+++ Task input +++

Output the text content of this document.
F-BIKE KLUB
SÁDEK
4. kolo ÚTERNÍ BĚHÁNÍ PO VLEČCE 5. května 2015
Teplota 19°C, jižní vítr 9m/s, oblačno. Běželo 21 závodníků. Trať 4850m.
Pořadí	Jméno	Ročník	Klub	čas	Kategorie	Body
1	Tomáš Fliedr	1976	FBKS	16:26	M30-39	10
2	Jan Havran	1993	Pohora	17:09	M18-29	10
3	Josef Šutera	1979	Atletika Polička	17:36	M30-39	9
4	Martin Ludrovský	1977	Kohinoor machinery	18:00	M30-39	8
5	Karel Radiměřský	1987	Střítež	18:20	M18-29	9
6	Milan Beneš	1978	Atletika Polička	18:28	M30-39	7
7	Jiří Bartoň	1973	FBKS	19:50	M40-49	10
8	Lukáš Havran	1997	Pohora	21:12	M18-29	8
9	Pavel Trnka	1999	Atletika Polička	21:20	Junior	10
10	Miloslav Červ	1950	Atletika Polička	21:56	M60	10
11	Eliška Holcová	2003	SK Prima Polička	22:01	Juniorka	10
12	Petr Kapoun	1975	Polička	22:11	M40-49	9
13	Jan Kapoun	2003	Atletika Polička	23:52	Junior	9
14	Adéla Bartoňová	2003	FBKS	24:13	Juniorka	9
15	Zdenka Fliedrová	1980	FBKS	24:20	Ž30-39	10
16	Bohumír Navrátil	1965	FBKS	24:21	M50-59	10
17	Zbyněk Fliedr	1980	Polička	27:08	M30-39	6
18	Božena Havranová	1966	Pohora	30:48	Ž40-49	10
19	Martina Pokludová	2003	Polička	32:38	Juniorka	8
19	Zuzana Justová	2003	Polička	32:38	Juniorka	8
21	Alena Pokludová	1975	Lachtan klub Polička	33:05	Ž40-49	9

+++

Description of the task: Repeat the data precisely, line by line.

Exercise answer:
Output the text content of this document.
F-BIKE KLUB
SÁDEK
4. kolo ÚTERNÍ BĚHÁNÍ PO VLEČCE 5. května 2015
Teplota 19°C, jižní vítr 9m/s, oblačno. Běželo 21 závodníků. Trať 4850m.
Pořadí	Jméno	Ročník	Klub	čas	Kategorie	Body
1	Tomáš Fliedr	1976	FBKS	16:26	M30-39	10
2	Jan Havran	1993	Pohora	17:09	M18-29	10
3	Josef Šutera	1979	Atletika Polička	17:36	M30-39	9
4	Martin Ludrovský	1977	Kohinoor machinery	18:00	M30-39	8
5	Karel Radiměřský	1987	Střítež	18:20	M18-29	9
6	Milan Beneš	1978	Atletika Polička	18:28	M30-39	7
7	Jiří Bartoň	1973	FBKS	19:50	M40-49	10
8	Lukáš Havran	1997	Pohora	21:12	M18-29	8
9	Pavel Trnka	1999	Atletika Polička	21:20	Junior	10
10	Miloslav Červ	1950	Atletika Polička	21:56	M60	10
11	Eliška Holcová	2003	SK Prima Polička	22:01	Juniorka	10
12	Petr Kapoun	1975	Polička	22:11	M40-49	9
13	Jan Kapoun	2003	Atletika Polička	23:52	Junior	9
14	Adéla Bartoňová	2003	FBKS	24:13	Juniorka	9
15	Zdenka Fliedrová	1980	FBKS	24:20	Ž30-39	10
16	Bohumír Navrátil	1965	FBKS	24:21	M50-59	10
17	Zbyněk Fliedr	1980	Polička	27:08	M30-39	6
18	Božena Havranová	1966	Pohora	30:48	Ž40-49	10
19	Martina Pokludová	2003	Polička	32:38	Juniorka	8
19	Zuzana Justová	2003	Polička	32:38	Juniorka	8
21	Alena Pokludová	1975	Lachtan klub Polička	33:05	Ž40-49	9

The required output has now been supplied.